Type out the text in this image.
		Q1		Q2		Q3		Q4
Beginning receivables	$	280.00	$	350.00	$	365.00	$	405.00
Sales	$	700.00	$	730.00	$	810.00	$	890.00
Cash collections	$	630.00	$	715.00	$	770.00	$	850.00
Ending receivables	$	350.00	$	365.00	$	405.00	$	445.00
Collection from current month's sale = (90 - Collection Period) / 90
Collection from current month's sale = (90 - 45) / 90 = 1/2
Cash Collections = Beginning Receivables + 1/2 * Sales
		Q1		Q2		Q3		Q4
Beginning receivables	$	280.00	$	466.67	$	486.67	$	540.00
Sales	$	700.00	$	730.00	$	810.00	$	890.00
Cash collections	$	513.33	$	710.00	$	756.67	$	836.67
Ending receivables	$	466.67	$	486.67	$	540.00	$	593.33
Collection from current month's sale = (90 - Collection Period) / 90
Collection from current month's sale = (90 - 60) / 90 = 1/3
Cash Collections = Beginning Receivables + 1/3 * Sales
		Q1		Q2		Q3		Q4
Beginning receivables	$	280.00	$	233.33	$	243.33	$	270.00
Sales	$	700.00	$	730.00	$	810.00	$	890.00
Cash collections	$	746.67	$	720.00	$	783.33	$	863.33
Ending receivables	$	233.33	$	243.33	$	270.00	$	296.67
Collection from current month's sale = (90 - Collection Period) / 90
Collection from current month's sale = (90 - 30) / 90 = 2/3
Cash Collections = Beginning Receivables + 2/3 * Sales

= WHAT YOU SHOULD DO =
Report the number of lines holding the string "Ending", without any other words.

= SOLUTION =
3